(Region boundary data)
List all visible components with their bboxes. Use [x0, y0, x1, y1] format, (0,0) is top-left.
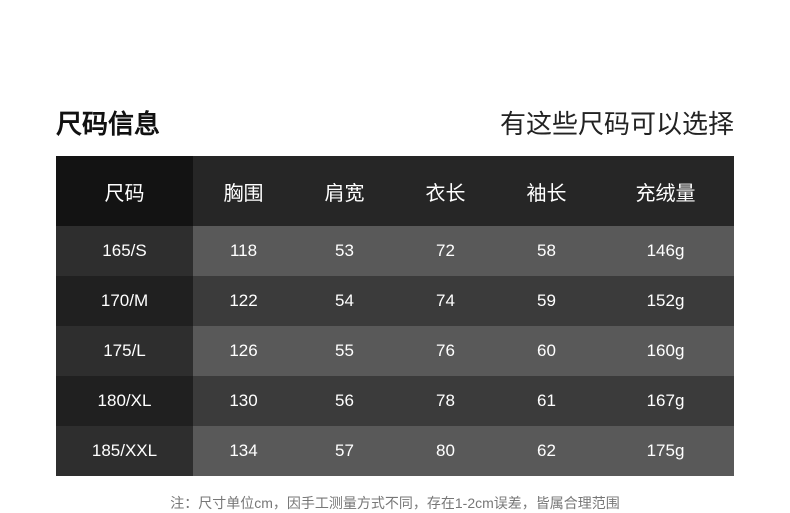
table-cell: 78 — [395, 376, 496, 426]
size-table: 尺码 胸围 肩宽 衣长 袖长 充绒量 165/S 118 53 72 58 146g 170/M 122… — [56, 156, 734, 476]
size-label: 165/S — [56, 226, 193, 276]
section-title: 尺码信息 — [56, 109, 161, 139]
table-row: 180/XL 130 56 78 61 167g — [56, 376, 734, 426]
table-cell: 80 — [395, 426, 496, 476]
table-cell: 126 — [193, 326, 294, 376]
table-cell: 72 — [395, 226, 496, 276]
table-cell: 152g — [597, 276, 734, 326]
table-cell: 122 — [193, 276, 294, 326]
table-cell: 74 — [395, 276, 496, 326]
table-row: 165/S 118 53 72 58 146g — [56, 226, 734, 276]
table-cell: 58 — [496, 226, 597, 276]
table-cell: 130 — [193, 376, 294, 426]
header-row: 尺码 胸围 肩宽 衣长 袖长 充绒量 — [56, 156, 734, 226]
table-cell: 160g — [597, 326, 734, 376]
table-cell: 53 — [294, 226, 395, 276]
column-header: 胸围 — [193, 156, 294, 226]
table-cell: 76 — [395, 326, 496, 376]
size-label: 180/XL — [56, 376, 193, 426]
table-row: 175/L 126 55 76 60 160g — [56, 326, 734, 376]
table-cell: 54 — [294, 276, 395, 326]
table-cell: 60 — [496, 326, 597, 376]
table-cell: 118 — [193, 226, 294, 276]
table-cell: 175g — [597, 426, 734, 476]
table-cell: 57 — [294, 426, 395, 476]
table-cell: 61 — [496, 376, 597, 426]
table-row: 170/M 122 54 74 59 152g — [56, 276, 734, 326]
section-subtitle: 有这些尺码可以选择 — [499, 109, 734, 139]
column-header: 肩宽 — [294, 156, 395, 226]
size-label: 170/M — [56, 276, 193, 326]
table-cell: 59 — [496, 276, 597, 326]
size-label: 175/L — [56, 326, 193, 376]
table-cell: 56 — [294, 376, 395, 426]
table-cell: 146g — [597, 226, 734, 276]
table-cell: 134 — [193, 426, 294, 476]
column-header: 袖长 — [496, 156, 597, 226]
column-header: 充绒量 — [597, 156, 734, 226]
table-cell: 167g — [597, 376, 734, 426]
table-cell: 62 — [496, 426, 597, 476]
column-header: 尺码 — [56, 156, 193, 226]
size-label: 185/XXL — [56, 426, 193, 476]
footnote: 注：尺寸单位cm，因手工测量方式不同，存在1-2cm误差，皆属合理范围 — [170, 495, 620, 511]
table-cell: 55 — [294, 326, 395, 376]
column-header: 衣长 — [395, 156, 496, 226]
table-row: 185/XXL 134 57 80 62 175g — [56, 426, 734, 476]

- [What you will do]: Pull out every line of the rows above that contains the string "size".

- [The output]:
size-table: 尺码 胸围 肩宽 衣长 袖长 充绒量 165/S 118 53 72 58 146g 170/M 122… — [56, 156, 734, 476]
size-label: 165/S — [56, 226, 193, 276]
size-label: 180/XL — [56, 376, 193, 426]
size-label: 170/M — [56, 276, 193, 326]
size-label: 175/L — [56, 326, 193, 376]
size-label: 185/XXL — [56, 426, 193, 476]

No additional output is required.